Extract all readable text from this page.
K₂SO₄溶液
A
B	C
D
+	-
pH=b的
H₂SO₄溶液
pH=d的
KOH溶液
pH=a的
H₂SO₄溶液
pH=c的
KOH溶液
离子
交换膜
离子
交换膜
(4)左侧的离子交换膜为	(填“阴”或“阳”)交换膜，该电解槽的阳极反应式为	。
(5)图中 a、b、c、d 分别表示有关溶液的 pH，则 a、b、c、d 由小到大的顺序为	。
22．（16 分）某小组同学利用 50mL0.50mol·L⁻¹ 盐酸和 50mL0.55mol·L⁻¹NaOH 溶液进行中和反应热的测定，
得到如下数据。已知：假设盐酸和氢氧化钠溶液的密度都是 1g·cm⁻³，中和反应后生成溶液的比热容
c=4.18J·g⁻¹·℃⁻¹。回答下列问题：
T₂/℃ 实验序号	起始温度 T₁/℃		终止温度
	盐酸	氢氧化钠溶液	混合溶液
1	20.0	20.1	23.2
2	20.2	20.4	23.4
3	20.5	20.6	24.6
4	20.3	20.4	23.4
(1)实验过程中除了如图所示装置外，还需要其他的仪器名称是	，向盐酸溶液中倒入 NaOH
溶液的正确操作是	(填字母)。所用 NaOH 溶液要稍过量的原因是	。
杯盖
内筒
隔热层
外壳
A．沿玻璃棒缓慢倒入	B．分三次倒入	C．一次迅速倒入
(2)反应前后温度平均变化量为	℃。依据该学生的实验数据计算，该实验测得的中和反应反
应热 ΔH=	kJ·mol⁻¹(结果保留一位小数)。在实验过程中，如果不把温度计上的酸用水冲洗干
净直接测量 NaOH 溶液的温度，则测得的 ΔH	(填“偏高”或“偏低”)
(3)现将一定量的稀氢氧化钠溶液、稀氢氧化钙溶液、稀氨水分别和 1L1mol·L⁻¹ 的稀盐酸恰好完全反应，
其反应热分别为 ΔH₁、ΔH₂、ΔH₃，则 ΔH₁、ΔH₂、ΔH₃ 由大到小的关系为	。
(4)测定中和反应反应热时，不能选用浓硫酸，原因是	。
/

========================================

The records above should be duplicated in full, exactly as given.

Extract all readable text from this page.
K₂SO₄溶液
A
B	C
D
+	-
pH=b的
H₂SO₄溶液
pH=d的
KOH溶液
pH=a的
H₂SO₄溶液
pH=c的
KOH溶液
离子
交换膜
离子
交换膜
(4)左侧的离子交换膜为	(填“阴”或“阳”)交换膜，该电解槽的阳极反应式为	。
(5)图中 a、b、c、d 分别表示有关溶液的 pH，则 a、b、c、d 由小到大的顺序为	。
22．（16 分）某小组同学利用 50mL0.50mol·L⁻¹ 盐酸和 50mL0.55mol·L⁻¹NaOH 溶液进行中和反应热的测定，
得到如下数据。已知：假设盐酸和氢氧化钠溶液的密度都是 1g·cm⁻³，中和反应后生成溶液的比热容
c=4.18J·g⁻¹·℃⁻¹。回答下列问题：
T₂/℃ 实验序号	起始温度 T₁/℃		终止温度
	盐酸	氢氧化钠溶液	混合溶液
1	20.0	20.1	23.2
2	20.2	20.4	23.4
3	20.5	20.6	24.6
4	20.3	20.4	23.4
(1)实验过程中除了如图所示装置外，还需要其他的仪器名称是	，向盐酸溶液中倒入 NaOH
溶液的正确操作是	(填字母)。所用 NaOH 溶液要稍过量的原因是	。
杯盖
内筒
隔热层
外壳
A．沿玻璃棒缓慢倒入	B．分三次倒入	C．一次迅速倒入
(2)反应前后温度平均变化量为	℃。依据该学生的实验数据计算，该实验测得的中和反应反
应热 ΔH=	kJ·mol⁻¹(结果保留一位小数)。在实验过程中，如果不把温度计上的酸用水冲洗干
净直接测量 NaOH 溶液的温度，则测得的 ΔH	(填“偏高”或“偏低”)
(3)现将一定量的稀氢氧化钠溶液、稀氢氧化钙溶液、稀氨水分别和 1L1mol·L⁻¹ 的稀盐酸恰好完全反应，
其反应热分别为 ΔH₁、ΔH₂、ΔH₃，则 ΔH₁、ΔH₂、ΔH₃ 由大到小的关系为	。
(4)测定中和反应反应热时，不能选用浓硫酸，原因是	。
/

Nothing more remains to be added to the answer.